▶ **Data entries for graphics**:
────────
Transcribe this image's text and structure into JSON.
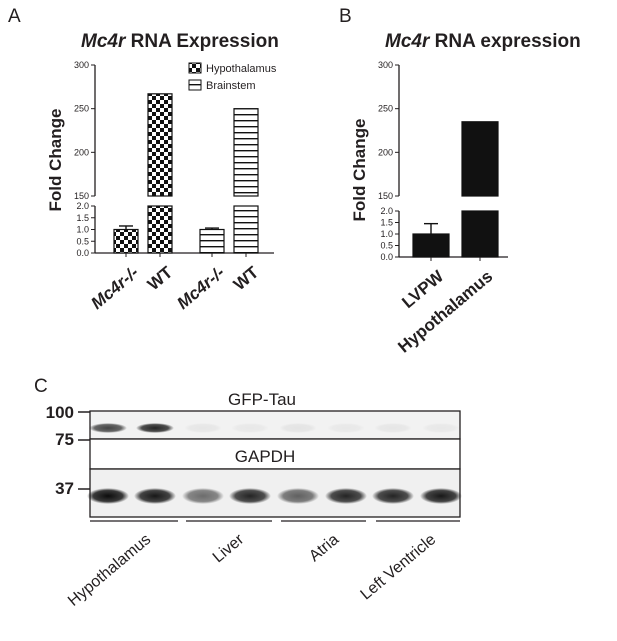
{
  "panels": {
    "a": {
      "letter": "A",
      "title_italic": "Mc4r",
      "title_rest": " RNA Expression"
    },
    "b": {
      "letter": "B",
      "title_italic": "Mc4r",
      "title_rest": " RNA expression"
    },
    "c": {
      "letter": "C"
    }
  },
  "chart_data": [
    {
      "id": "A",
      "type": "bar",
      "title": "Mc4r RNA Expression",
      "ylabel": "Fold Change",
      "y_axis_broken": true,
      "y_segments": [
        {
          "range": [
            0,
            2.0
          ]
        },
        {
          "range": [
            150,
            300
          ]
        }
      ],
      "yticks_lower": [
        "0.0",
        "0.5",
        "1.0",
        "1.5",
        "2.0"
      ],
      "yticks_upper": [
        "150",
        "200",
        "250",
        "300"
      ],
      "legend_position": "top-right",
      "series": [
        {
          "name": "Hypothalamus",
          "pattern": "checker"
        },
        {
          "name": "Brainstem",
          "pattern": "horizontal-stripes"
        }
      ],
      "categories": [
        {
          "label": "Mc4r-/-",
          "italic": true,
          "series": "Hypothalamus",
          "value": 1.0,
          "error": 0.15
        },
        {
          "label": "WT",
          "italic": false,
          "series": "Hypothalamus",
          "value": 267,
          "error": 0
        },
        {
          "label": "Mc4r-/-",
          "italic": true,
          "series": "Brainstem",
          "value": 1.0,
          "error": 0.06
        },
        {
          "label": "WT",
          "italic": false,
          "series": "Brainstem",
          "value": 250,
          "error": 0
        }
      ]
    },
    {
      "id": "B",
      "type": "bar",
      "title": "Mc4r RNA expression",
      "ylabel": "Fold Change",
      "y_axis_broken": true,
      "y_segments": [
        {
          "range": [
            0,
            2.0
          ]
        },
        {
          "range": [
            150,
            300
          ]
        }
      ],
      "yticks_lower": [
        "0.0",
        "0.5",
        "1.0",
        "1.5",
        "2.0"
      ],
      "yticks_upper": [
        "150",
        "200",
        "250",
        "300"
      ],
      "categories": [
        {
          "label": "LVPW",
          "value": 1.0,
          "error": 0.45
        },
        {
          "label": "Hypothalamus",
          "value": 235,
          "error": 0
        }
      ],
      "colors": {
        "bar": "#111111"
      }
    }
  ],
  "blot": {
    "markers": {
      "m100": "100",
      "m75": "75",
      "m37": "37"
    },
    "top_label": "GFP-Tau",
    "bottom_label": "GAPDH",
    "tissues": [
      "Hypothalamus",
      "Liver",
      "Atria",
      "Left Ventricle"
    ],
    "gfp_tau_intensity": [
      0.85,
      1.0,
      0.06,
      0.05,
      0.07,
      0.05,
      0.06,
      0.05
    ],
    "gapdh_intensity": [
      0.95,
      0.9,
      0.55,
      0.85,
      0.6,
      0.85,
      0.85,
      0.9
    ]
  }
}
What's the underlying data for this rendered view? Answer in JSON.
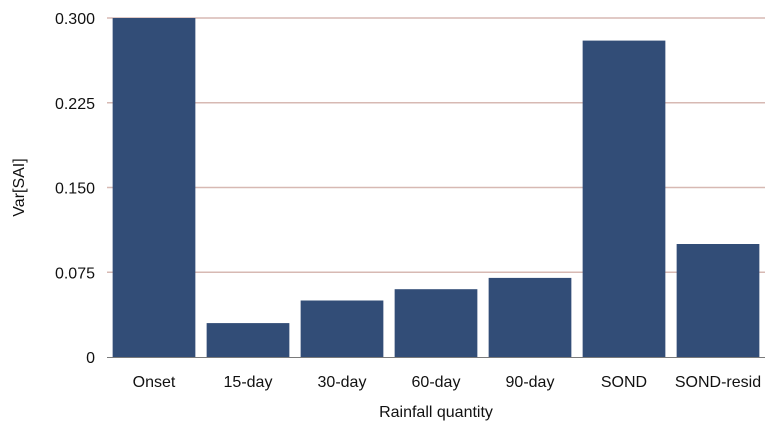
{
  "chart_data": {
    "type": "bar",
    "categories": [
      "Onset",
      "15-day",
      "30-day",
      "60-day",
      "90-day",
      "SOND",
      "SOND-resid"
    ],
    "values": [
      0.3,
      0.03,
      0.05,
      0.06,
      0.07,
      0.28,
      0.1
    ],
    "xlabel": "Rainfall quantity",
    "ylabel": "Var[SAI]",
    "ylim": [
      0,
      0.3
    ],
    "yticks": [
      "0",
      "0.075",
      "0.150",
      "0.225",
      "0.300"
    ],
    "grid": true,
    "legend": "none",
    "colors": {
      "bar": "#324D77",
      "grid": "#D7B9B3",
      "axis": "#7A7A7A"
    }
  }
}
────────
▶ **Exercise description**:
Pictures are to be left out; repeat all the remaining data exactly.

▶ **Right answer**:
Transcribe this image's text and structure into JSON.
{
  "panels": {
    "a": {
      "letter": "A",
      "title_italic": "Mc4r",
      "title_rest": " RNA Expression"
    },
    "b": {
      "letter": "B",
      "title_italic": "Mc4r",
      "title_rest": " RNA expression"
    },
    "c": {
      "letter": "C"
    }
  },
  "chart_data": [
    {
      "id": "A",
      "type": "bar",
      "title": "Mc4r RNA Expression",
      "ylabel": "Fold Change",
      "y_axis_broken": true,
      "y_segments": [
        {
          "range": [
            0,
            2.0
          ]
        },
        {
          "range": [
            150,
            300
          ]
        }
      ],
      "yticks_lower": [
        "0.0",
        "0.5",
        "1.0",
        "1.5",
        "2.0"
      ],
      "yticks_upper": [
        "150",
        "200",
        "250",
        "300"
      ],
      "legend_position": "top-right",
      "series": [
        {
          "name": "Hypothalamus",
          "pattern": "checker"
        },
        {
          "name": "Brainstem",
          "pattern": "horizontal-stripes"
        }
      ],
      "categories": [
        {
          "label": "Mc4r-/-",
          "italic": true,
          "series": "Hypothalamus",
          "value": 1.0,
          "error": 0.15
        },
        {
          "label": "WT",
          "italic": false,
          "series": "Hypothalamus",
          "value": 267,
          "error": 0
        },
        {
          "label": "Mc4r-/-",
          "italic": true,
          "series": "Brainstem",
          "value": 1.0,
          "error": 0.06
        },
        {
          "label": "WT",
          "italic": false,
          "series": "Brainstem",
          "value": 250,
          "error": 0
        }
      ]
    },
    {
      "id": "B",
      "type": "bar",
      "title": "Mc4r RNA expression",
      "ylabel": "Fold Change",
      "y_axis_broken": true,
      "y_segments": [
        {
          "range": [
            0,
            2.0
          ]
        },
        {
          "range": [
            150,
            300
          ]
        }
      ],
      "yticks_lower": [
        "0.0",
        "0.5",
        "1.0",
        "1.5",
        "2.0"
      ],
      "yticks_upper": [
        "150",
        "200",
        "250",
        "300"
      ],
      "categories": [
        {
          "label": "LVPW",
          "value": 1.0,
          "error": 0.45
        },
        {
          "label": "Hypothalamus",
          "value": 235,
          "error": 0
        }
      ],
      "colors": {
        "bar": "#111111"
      }
    }
  ],
  "blot": {
    "markers": {
      "m100": "100",
      "m75": "75",
      "m37": "37"
    },
    "top_label": "GFP-Tau",
    "bottom_label": "GAPDH",
    "tissues": [
      "Hypothalamus",
      "Liver",
      "Atria",
      "Left Ventricle"
    ],
    "gfp_tau_intensity": [
      0.85,
      1.0,
      0.06,
      0.05,
      0.07,
      0.05,
      0.06,
      0.05
    ],
    "gapdh_intensity": [
      0.95,
      0.9,
      0.55,
      0.85,
      0.6,
      0.85,
      0.85,
      0.9
    ]
  }
}
What's the underlying data for this rendered view? Answer in JSON.
{
  "chart_data": {
    "type": "bar",
    "categories": [
      "Onset",
      "15-day",
      "30-day",
      "60-day",
      "90-day",
      "SOND",
      "SOND-resid"
    ],
    "values": [
      0.3,
      0.03,
      0.05,
      0.06,
      0.07,
      0.28,
      0.1
    ],
    "xlabel": "Rainfall quantity",
    "ylabel": "Var[SAI]",
    "ylim": [
      0,
      0.3
    ],
    "yticks": [
      "0",
      "0.075",
      "0.150",
      "0.225",
      "0.300"
    ],
    "grid": true,
    "legend": "none",
    "colors": {
      "bar": "#324D77",
      "grid": "#D7B9B3",
      "axis": "#7A7A7A"
    }
  }
}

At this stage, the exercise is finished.